__What is expected__
Write the records out again exactly, leaving no images in.

__Entries provided__
━━━━
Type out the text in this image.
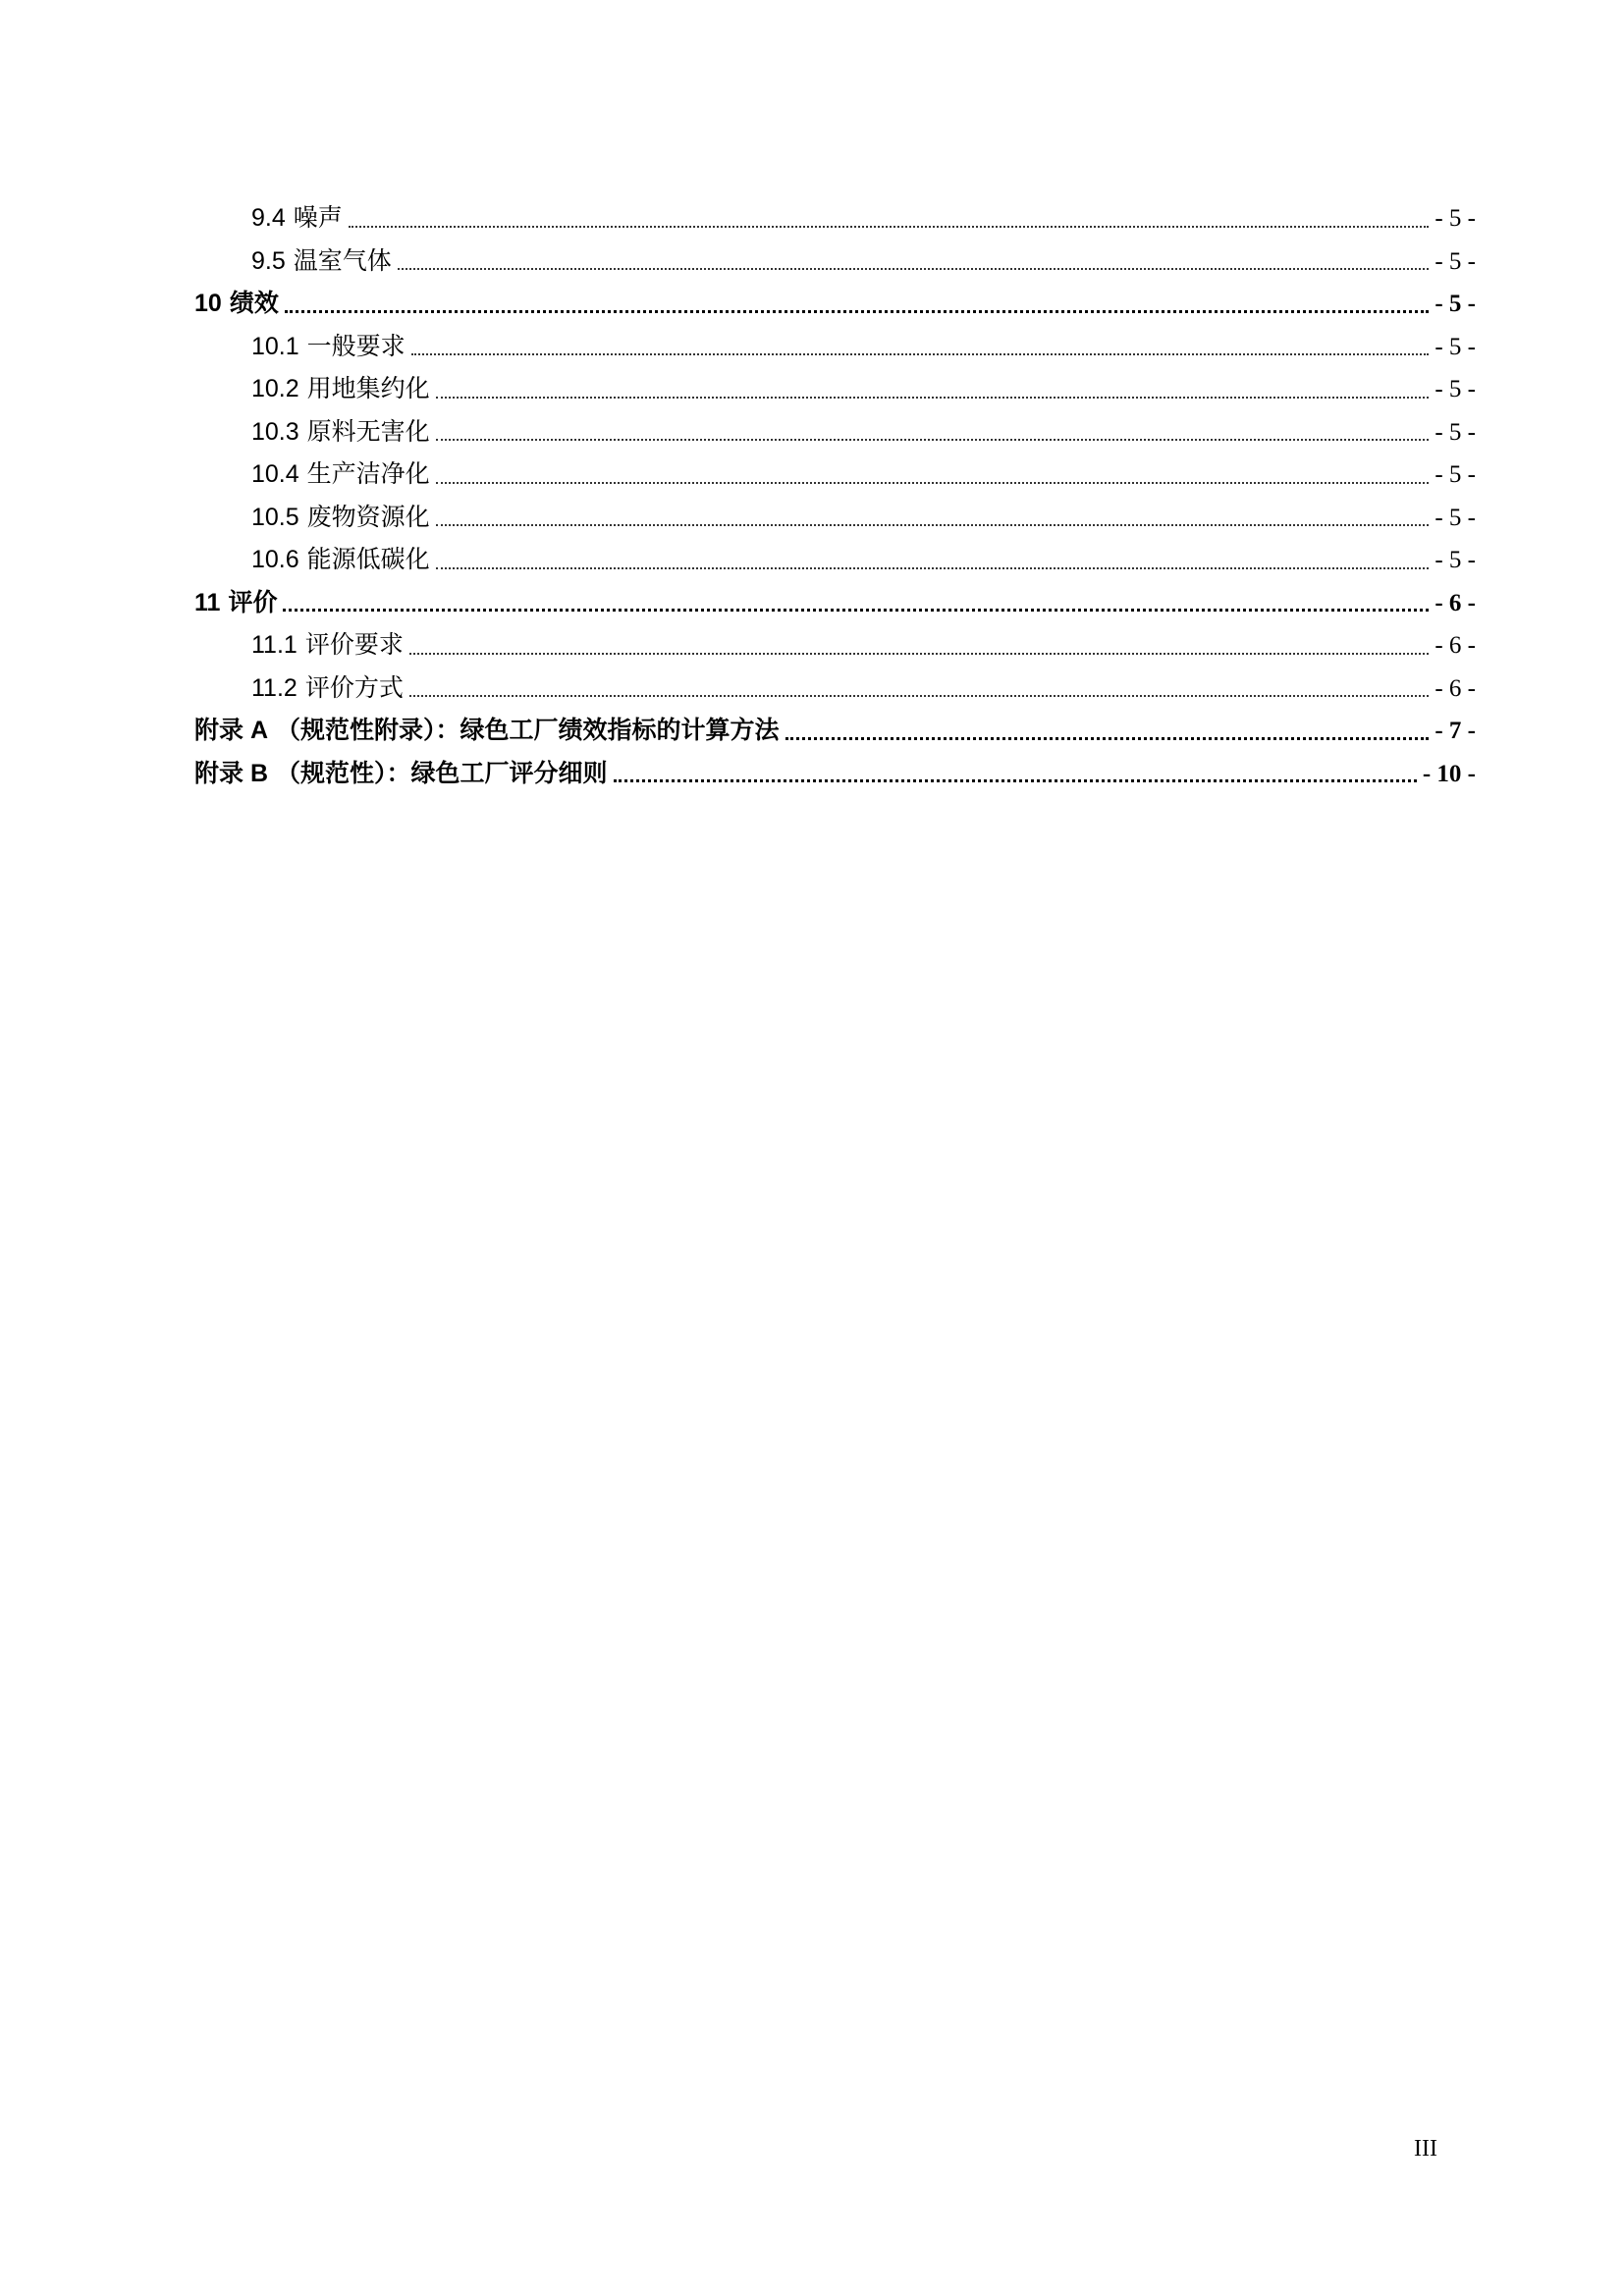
9.4 噪声	- 5 -
9.5 温室气体	- 5 -
10 绩效	- 5 -
10.1 一般要求	- 5 -
10.2 用地集约化	- 5 -
10.3 原料无害化	- 5 -
10.4 生产洁净化	- 5 -
10.5 废物资源化	- 5 -
10.6 能源低碳化	- 5 -
11 评价	- 6 -
11.1 评价要求	- 6 -
11.2 评价方式	- 6 -
附录 A （规范性附录）：绿色工厂绩效指标的计算方法	- 7 -
附录 B （规范性）：绿色工厂评分细则	- 10 -
III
━━━━
__Solution for this task__
Type out the text in this image.
9.4 噪声	- 5 -
9.5 温室气体	- 5 -
10 绩效	- 5 -
10.1 一般要求	- 5 -
10.2 用地集约化	- 5 -
10.3 原料无害化	- 5 -
10.4 生产洁净化	- 5 -
10.5 废物资源化	- 5 -
10.6 能源低碳化	- 5 -
11 评价	- 6 -
11.1 评价要求	- 6 -
11.2 评价方式	- 6 -
附录 A （规范性附录）：绿色工厂绩效指标的计算方法	- 7 -
附录 B （规范性）：绿色工厂评分细则	- 10 -
III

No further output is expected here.